# WHAT IS REQUIRED
Render the listing from its first line through the line containing "x-gridline xyxy=(183,63,185,523)" as a Markdown table with the columns Row and Entry, numbering each row and omitting blank lines.

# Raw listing

▬▬▬▬▬▬▬▬▬▬

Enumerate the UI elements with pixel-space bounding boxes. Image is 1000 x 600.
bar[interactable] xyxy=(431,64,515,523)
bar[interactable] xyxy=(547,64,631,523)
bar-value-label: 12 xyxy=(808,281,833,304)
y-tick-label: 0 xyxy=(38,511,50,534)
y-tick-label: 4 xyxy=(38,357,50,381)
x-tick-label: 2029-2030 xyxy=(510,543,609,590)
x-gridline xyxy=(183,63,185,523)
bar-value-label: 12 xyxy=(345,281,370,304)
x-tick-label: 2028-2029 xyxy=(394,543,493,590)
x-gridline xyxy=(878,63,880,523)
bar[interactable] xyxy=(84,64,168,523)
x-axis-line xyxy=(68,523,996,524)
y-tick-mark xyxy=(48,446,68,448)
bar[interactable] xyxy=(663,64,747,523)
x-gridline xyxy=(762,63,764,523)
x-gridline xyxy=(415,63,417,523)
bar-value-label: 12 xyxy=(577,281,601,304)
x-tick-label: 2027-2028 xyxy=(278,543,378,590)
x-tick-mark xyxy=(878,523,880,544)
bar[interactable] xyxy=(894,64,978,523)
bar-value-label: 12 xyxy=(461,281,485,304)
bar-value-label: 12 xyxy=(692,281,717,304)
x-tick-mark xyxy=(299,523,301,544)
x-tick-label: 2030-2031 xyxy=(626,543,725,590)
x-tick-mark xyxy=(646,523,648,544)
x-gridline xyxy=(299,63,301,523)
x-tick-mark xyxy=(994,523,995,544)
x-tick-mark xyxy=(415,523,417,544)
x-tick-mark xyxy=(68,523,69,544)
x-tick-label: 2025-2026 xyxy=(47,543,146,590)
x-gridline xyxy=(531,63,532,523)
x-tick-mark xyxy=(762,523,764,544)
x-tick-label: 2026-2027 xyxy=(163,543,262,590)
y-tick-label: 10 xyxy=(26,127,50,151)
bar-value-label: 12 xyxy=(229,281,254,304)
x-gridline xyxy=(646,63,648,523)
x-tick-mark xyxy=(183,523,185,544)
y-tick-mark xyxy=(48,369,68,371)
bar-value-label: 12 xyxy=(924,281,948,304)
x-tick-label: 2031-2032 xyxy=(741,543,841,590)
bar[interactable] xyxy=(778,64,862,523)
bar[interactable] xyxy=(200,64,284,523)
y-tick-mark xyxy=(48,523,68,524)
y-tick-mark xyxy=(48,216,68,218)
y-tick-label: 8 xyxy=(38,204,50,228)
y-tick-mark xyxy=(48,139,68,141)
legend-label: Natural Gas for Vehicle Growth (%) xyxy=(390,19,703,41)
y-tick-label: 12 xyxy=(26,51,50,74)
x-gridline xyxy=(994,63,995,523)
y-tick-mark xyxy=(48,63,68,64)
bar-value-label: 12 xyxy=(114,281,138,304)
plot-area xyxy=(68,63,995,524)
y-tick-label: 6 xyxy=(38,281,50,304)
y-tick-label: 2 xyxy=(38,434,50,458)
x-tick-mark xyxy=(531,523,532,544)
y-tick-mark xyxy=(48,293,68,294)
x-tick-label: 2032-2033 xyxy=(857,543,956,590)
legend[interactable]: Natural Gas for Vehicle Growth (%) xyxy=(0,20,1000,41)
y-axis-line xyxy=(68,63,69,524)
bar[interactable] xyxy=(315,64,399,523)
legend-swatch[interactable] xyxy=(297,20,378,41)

▬▬▬▬▬▬▬▬▬▬

# ANSWER FOR THIS EXERCISE
| Row | Entry |
|---|---|
| 1 | Enumerate the UI elements with pixel-space bounding boxes. Image is 1000 x 600. |
| 2 | bar[interactable] xyxy=(431,64,515,523) |
| 3 | bar[interactable] xyxy=(547,64,631,523) |
| 4 | bar-value-label: 12 xyxy=(808,281,833,304) |
| 5 | y-tick-label: 0 xyxy=(38,511,50,534) |
| 6 | y-tick-label: 4 xyxy=(38,357,50,381) |
| 7 | x-tick-label: 2029-2030 xyxy=(510,543,609,590) |
| 8 | x-gridline xyxy=(183,63,185,523) |